** BEGIN **

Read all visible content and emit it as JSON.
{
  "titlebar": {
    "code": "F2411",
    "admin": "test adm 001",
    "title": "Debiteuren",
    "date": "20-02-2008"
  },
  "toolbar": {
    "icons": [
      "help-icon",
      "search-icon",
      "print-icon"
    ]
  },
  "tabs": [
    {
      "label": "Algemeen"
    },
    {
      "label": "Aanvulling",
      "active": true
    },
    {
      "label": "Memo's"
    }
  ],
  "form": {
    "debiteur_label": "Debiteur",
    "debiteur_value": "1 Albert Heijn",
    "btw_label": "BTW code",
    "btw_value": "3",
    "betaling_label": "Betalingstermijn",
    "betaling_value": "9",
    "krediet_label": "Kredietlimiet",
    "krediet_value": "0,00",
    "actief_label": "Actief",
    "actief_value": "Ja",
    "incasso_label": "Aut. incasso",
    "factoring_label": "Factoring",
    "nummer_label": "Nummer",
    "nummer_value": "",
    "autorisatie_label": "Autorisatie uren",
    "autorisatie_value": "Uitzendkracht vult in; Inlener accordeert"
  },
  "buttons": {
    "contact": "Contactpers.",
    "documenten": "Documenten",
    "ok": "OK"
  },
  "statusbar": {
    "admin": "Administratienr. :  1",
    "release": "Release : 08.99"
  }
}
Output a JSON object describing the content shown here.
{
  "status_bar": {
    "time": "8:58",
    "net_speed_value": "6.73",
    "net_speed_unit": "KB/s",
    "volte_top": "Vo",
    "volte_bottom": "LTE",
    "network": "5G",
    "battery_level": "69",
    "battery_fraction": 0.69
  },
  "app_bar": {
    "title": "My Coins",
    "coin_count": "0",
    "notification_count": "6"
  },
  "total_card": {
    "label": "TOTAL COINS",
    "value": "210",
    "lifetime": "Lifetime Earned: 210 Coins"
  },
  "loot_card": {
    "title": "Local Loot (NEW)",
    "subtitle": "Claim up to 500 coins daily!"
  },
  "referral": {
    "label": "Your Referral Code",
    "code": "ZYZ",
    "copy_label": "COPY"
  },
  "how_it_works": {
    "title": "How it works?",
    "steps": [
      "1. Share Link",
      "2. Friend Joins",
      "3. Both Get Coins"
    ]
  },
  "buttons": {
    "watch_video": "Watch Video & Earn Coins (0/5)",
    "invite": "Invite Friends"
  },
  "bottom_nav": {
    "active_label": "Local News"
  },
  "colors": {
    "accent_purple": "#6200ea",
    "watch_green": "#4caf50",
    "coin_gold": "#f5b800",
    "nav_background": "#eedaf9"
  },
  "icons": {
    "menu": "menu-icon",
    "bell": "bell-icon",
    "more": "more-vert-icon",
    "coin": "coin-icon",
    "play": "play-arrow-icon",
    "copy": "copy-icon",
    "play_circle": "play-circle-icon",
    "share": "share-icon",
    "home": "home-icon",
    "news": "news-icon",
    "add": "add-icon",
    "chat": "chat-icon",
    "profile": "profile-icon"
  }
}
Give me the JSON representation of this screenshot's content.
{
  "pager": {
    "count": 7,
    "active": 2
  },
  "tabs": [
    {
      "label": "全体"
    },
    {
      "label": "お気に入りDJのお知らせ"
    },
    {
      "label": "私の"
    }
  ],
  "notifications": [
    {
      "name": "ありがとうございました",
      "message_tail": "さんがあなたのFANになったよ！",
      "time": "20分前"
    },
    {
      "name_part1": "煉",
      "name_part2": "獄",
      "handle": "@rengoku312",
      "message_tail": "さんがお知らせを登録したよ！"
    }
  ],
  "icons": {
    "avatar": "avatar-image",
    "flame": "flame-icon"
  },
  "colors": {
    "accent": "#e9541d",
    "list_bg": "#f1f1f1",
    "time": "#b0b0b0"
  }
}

** END **

Exercise task | From the records above, extract every entry exactly as given.

Exercise answer |
Read all visible content and emit it as JSON.
{
  "titlebar": {
    "code": "F2411",
    "admin": "test adm 001",
    "title": "Debiteuren",
    "date": "20-02-2008"
  },
  "toolbar": {
    "icons": [
      "help-icon",
      "search-icon",
      "print-icon"
    ]
  },
  "tabs": [
    {
      "label": "Algemeen"
    },
    {
      "label": "Aanvulling",
      "active": true
    },
    {
      "label": "Memo's"
    }
  ],
  "form": {
    "debiteur_label": "Debiteur",
    "debiteur_value": "1 Albert Heijn",
    "btw_label": "BTW code",
    "btw_value": "3",
    "betaling_label": "Betalingstermijn",
    "betaling_value": "9",
    "krediet_label": "Kredietlimiet",
    "krediet_value": "0,00",
    "actief_label": "Actief",
    "actief_value": "Ja",
    "incasso_label": "Aut. incasso",
    "factoring_label": "Factoring",
    "nummer_label": "Nummer",
    "nummer_value": "",
    "autorisatie_label": "Autorisatie uren",
    "autorisatie_value": "Uitzendkracht vult in; Inlener accordeert"
  },
  "buttons": {
    "contact": "Contactpers.",
    "documenten": "Documenten",
    "ok": "OK"
  },
  "statusbar": {
    "admin": "Administratienr. :  1",
    "release": "Release : 08.99"
  }
}
Output a JSON object describing the content shown here.
{
  "status_bar": {
    "time": "8:58",
    "net_speed_value": "6.73",
    "net_speed_unit": "KB/s",
    "volte_top": "Vo",
    "volte_bottom": "LTE",
    "network": "5G",
    "battery_level": "69",
    "battery_fraction": 0.69
  },
  "app_bar": {
    "title": "My Coins",
    "coin_count": "0",
    "notification_count": "6"
  },
  "total_card": {
    "label": "TOTAL COINS",
    "value": "210",
    "lifetime": "Lifetime Earned: 210 Coins"
  },
  "loot_card": {
    "title": "Local Loot (NEW)",
    "subtitle": "Claim up to 500 coins daily!"
  },
  "referral": {
    "label": "Your Referral Code",
    "code": "ZYZ",
    "copy_label": "COPY"
  },
  "how_it_works": {
    "title": "How it works?",
    "steps": [
      "1. Share Link",
      "2. Friend Joins",
      "3. Both Get Coins"
    ]
  },
  "buttons": {
    "watch_video": "Watch Video & Earn Coins (0/5)",
    "invite": "Invite Friends"
  },
  "bottom_nav": {
    "active_label": "Local News"
  },
  "colors": {
    "accent_purple": "#6200ea",
    "watch_green": "#4caf50",
    "coin_gold": "#f5b800",
    "nav_background": "#eedaf9"
  },
  "icons": {
    "menu": "menu-icon",
    "bell": "bell-icon",
    "more": "more-vert-icon",
    "coin": "coin-icon",
    "play": "play-arrow-icon",
    "copy": "copy-icon",
    "play_circle": "play-circle-icon",
    "share": "share-icon",
    "home": "home-icon",
    "news": "news-icon",
    "add": "add-icon",
    "chat": "chat-icon",
    "profile": "profile-icon"
  }
}
Give me the JSON representation of this screenshot's content.
{
  "pager": {
    "count": 7,
    "active": 2
  },
  "tabs": [
    {
      "label": "全体"
    },
    {
      "label": "お気に入りDJのお知らせ"
    },
    {
      "label": "私の"
    }
  ],
  "notifications": [
    {
      "name": "ありがとうございました",
      "message_tail": "さんがあなたのFANになったよ！",
      "time": "20分前"
    },
    {
      "name_part1": "煉",
      "name_part2": "獄",
      "handle": "@rengoku312",
      "message_tail": "さんがお知らせを登録したよ！"
    }
  ],
  "icons": {
    "avatar": "avatar-image",
    "flame": "flame-icon"
  },
  "colors": {
    "accent": "#e9541d",
    "list_bg": "#f1f1f1",
    "time": "#b0b0b0"
  }
}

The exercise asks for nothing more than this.